Wrestler Darren Young:"Schau mich an - ich bin schwul"

Lesezeit: 3 min

Coming-out im Wrestling: Darren Young bei einem Kampf 2012 (Foto: Simon Q / CC-by-sa-2.0)

US-Wrestler Darren Young erklärt lapidar am Flughafen, schwul zu sein. Die Reaktionen sind positiv - doch geschah das Coming-out wirklich spontan? Denn in der Unterhaltungsindustrie Wrestling lässt sich der starke Mann nun noch besser vermarkten.

Von Jürgen Schmieder, Los Angeles

Es kommt bei einem Gespräch bisweilen gar nicht so sehr darauf an, was gesagt wird - sondern darauf, wann, wo und vor allem wie es gesagt wird. Der Inhalt bleibt freilich wichtig, insbesondere dann, wenn ein aktiver professioneller Sportler erklärt, homosexuell zu sein. Der Wrestler Darren Young hat das vor wenigen Tagen im amerikanischen Boulevardmagazin TMZ getan.

Aufgabe 1 –
Kopiere aus den Datensätzen unverändert den Abschnitt, der mit der Zeile mit "checkbox-checked-icon bbox=[851, 672, 863, 685]" beginnt und mit der Zeile mit "collapse-column-icon[interactable] bbox=[1206, 279, 1217, 282]" endet, beide Zeilen eingeschlossen.
Die Datensätze haben mit dem Artikel nichts zu tun.

Liste der Datensätze –
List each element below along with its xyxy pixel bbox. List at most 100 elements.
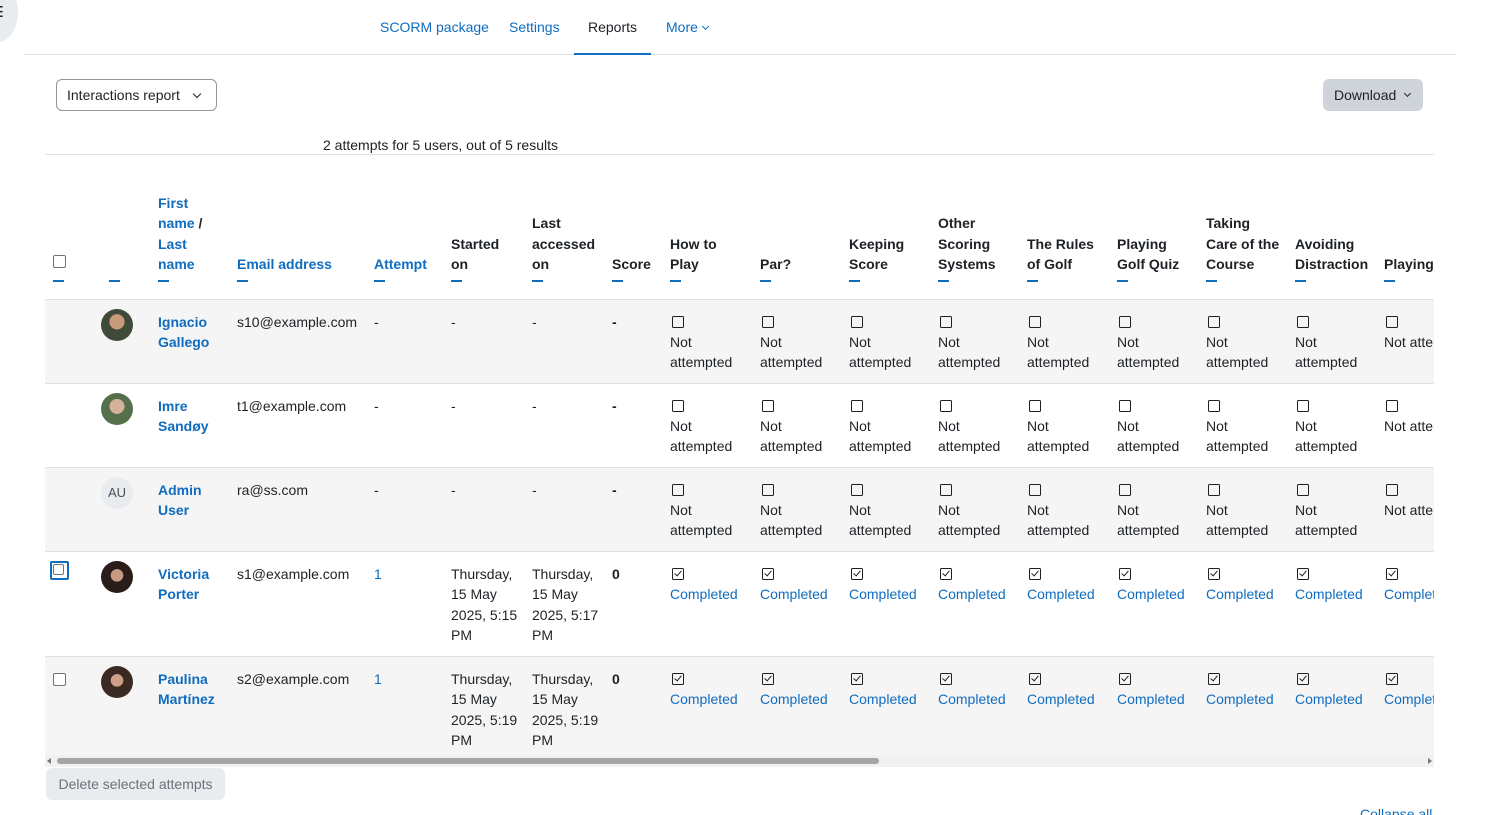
checkbox-checked-icon bbox=[851, 672, 863, 685]
checkbox-empty-icon bbox=[1386, 399, 1398, 412]
status-completed-link[interactable]: Completed bbox=[849, 585, 917, 602]
question-status-cell: Not attempted bbox=[1287, 383, 1376, 467]
status-completed-link[interactable]: Completed bbox=[938, 690, 1006, 707]
row-checkbox[interactable] bbox=[53, 673, 66, 687]
collapse-column-icon[interactable] bbox=[237, 279, 248, 282]
collapse-column-icon[interactable] bbox=[612, 279, 623, 282]
status-completed-link[interactable]: Completed bbox=[1206, 690, 1274, 707]
user-first-name-link[interactable]: Victoria bbox=[158, 565, 210, 582]
avatar[interactable] bbox=[101, 560, 133, 593]
question-status-cell: Not attempted bbox=[1109, 467, 1198, 551]
collapse-column-icon[interactable] bbox=[109, 279, 120, 282]
user-first-name-link[interactable]: Ignacio bbox=[158, 313, 208, 330]
collapse-column-icon[interactable] bbox=[1117, 279, 1128, 282]
collapse-column-icon[interactable] bbox=[1206, 279, 1217, 282]
user-first-name-link[interactable]: Admin bbox=[158, 481, 202, 498]
last-accessed-cell: Thursday, 15 May 2025, 5:17 PM bbox=[532, 565, 599, 644]
attempt-cell[interactable]: 1 bbox=[374, 565, 382, 582]
status-text: Not attempted bbox=[1027, 417, 1090, 455]
collapse-column-icon[interactable] bbox=[374, 279, 385, 282]
status-completed-link[interactable]: Completed bbox=[1117, 585, 1185, 602]
avatar[interactable] bbox=[101, 665, 133, 698]
status-completed-link[interactable]: Completed bbox=[849, 690, 917, 707]
status-text: Not attempted bbox=[670, 417, 733, 455]
sort-last-name-link[interactable]: Last name bbox=[158, 235, 195, 273]
status-completed-link[interactable]: Completed bbox=[1117, 690, 1185, 707]
attempt-cell[interactable]: 1 bbox=[374, 670, 382, 687]
avatar[interactable] bbox=[101, 392, 133, 425]
tab-settings[interactable]: Settings bbox=[509, 19, 560, 35]
download-button[interactable]: Download bbox=[1323, 79, 1423, 111]
user-last-name-link[interactable]: Porter bbox=[158, 586, 200, 602]
collapse-column-icon[interactable] bbox=[1295, 279, 1306, 282]
status-completed-link[interactable]: Completed bbox=[1206, 585, 1274, 602]
question-status-cell: Completed bbox=[662, 551, 752, 656]
collapse-column-icon[interactable] bbox=[53, 279, 64, 282]
user-last-name-link[interactable]: Martínez bbox=[158, 691, 215, 707]
sort-first-name-link[interactable]: First name bbox=[158, 194, 195, 232]
status-completed-link[interactable]: Completed bbox=[938, 585, 1006, 602]
email-header: Email address bbox=[229, 155, 366, 299]
tab-scorm-package[interactable]: SCORM package bbox=[380, 19, 489, 35]
collapse-column-icon[interactable] bbox=[158, 279, 169, 282]
status-completed-link[interactable]: Completed bbox=[1295, 585, 1363, 602]
attempt-cell: - bbox=[374, 313, 379, 330]
avatar[interactable]: AU bbox=[101, 476, 133, 509]
collapse-column-icon[interactable] bbox=[849, 279, 860, 282]
scrollbar-thumb[interactable] bbox=[57, 758, 879, 764]
status-text: Not attempted bbox=[670, 333, 733, 371]
tab-reports[interactable]: Reports bbox=[574, 0, 652, 55]
user-last-name-link[interactable]: Gallego bbox=[158, 334, 210, 350]
drawer-toggle-button[interactable]: ☰ bbox=[0, 0, 18, 42]
collapse-column-icon[interactable] bbox=[1384, 279, 1395, 282]
status-text: Not attempted bbox=[938, 417, 1001, 455]
row-checkbox-focused[interactable] bbox=[50, 560, 69, 580]
scroll-right-arrow-icon[interactable] bbox=[1428, 758, 1432, 764]
tab-more[interactable]: More bbox=[666, 0, 709, 55]
report-type-select[interactable]: Interactions report bbox=[56, 79, 217, 111]
collapse-column-icon[interactable] bbox=[532, 279, 543, 282]
avatar[interactable] bbox=[101, 308, 133, 341]
sort-email-link[interactable]: Email address bbox=[237, 256, 332, 272]
select-all-checkbox[interactable] bbox=[53, 254, 66, 268]
status-completed-link[interactable]: Completed bbox=[1295, 690, 1363, 707]
name-cell: Victoria Porter bbox=[150, 551, 229, 656]
checkbox-checked-icon bbox=[1386, 567, 1398, 580]
email-cell: ra@ss.com bbox=[237, 481, 308, 498]
started-header: Started on bbox=[443, 155, 524, 299]
horizontal-scrollbar[interactable] bbox=[45, 755, 1434, 767]
delete-selected-attempts-button[interactable]: Delete selected attempts bbox=[46, 768, 225, 800]
collapse-column-icon[interactable] bbox=[938, 279, 949, 282]
collapse-column-icon[interactable] bbox=[670, 279, 681, 282]
row-checkbox[interactable] bbox=[53, 563, 64, 575]
status-completed-link[interactable]: Completed bbox=[1027, 690, 1095, 707]
checkbox-empty-icon bbox=[762, 399, 774, 412]
secondary-navigation: SCORM package Settings Reports More bbox=[24, 0, 1456, 55]
status-completed-link[interactable]: Completed bbox=[670, 690, 738, 707]
scroll-left-arrow-icon[interactable] bbox=[47, 758, 51, 764]
collapse-column-icon[interactable] bbox=[760, 279, 771, 282]
status-completed-link[interactable]: Completed bbox=[1384, 690, 1434, 707]
started-cell: Thursday, 15 May 2025, 5:19 PM bbox=[451, 670, 518, 749]
status-completed-link[interactable]: Completed bbox=[760, 585, 828, 602]
collapse-column-icon[interactable] bbox=[451, 279, 462, 282]
status-text: Not attempted bbox=[1206, 333, 1269, 371]
checkbox-checked-icon bbox=[762, 672, 774, 685]
user-last-name-link[interactable]: User bbox=[158, 502, 190, 518]
table-row: Ignacio Gallego s10@example.com - - - - Not att… bbox=[45, 299, 1434, 383]
collapse-column-icon[interactable] bbox=[1027, 279, 1038, 282]
attempt-header: Attempt bbox=[366, 155, 443, 299]
user-first-name-link[interactable]: Paulina bbox=[158, 670, 208, 687]
status-completed-link[interactable]: Completed bbox=[760, 690, 828, 707]
status-completed-link[interactable]: Completed bbox=[670, 585, 738, 602]
question-status-cell: Not attempted bbox=[841, 467, 930, 551]
question-status-cell: Completed bbox=[1376, 551, 1434, 656]
score-label: Score bbox=[612, 256, 651, 272]
status-completed-link[interactable]: Completed bbox=[1027, 585, 1095, 602]
user-first-name-link[interactable]: Imre bbox=[158, 397, 188, 414]
checkbox-empty-icon bbox=[1297, 399, 1309, 412]
collapse-all-link[interactable]: Collapse all bbox=[1360, 806, 1433, 815]
status-completed-link[interactable]: Completed bbox=[1384, 585, 1434, 602]
sort-attempt-link[interactable]: Attempt bbox=[374, 256, 427, 272]
user-last-name-link[interactable]: Sandøy bbox=[158, 418, 209, 434]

Aufgabe 2 –
Gib den Abschnitt des Artikels wieder, der mit den Worten "Coming-out im Wrestling: Darren" beginnt und mit "amerikanischen Boulevardmagazin TMZ getan." endet, und tausche darin "Boulevardmagazin" gegen "Klatschmagazin" aus.

Ergebnis 1 –
checkbox-checked-icon bbox=[851, 672, 863, 685]
checkbox-empty-icon bbox=[1386, 399, 1398, 412]
status-completed-link[interactable]: Completed bbox=[849, 585, 917, 602]
question-status-cell: Not attempted bbox=[1287, 383, 1376, 467]
status-completed-link[interactable]: Completed bbox=[938, 690, 1006, 707]
row-checkbox[interactable] bbox=[53, 673, 66, 687]
collapse-column-icon[interactable] bbox=[237, 279, 248, 282]
collapse-column-icon[interactable] bbox=[612, 279, 623, 282]
status-completed-link[interactable]: Completed bbox=[1206, 690, 1274, 707]
user-first-name-link[interactable]: Victoria bbox=[158, 565, 210, 582]
avatar[interactable] bbox=[101, 560, 133, 593]
question-status-cell: Not attempted bbox=[1109, 467, 1198, 551]
collapse-column-icon[interactable] bbox=[109, 279, 120, 282]
user-first-name-link[interactable]: Ignacio bbox=[158, 313, 208, 330]
collapse-column-icon[interactable] bbox=[1117, 279, 1128, 282]
collapse-column-icon[interactable] bbox=[1206, 279, 1217, 282]

Ergebnis 2 –
Coming-out im Wrestling: Darren Young bei einem Kampf 2012 (Foto: Simon Q / CC-by-sa-2.0)

US-Wrestler Darren Young erklärt lapidar am Flughafen, schwul zu sein. Die Reaktionen sind positiv - doch geschah das Coming-out wirklich spontan? Denn in der Unterhaltungsindustrie Wrestling lässt sich der starke Mann nun noch besser vermarkten.

Von Jürgen Schmieder, Los Angeles

Es kommt bei einem Gespräch bisweilen gar nicht so sehr darauf an, was gesagt wird - sondern darauf, wann, wo und vor allem wie es gesagt wird. Der Inhalt bleibt freilich wichtig, insbesondere dann, wenn ein aktiver professioneller Sportler erklärt, homosexuell zu sein. Der Wrestler Darren Young hat das vor wenigen Tagen im amerikanischen Klatschmagazin TMZ getan.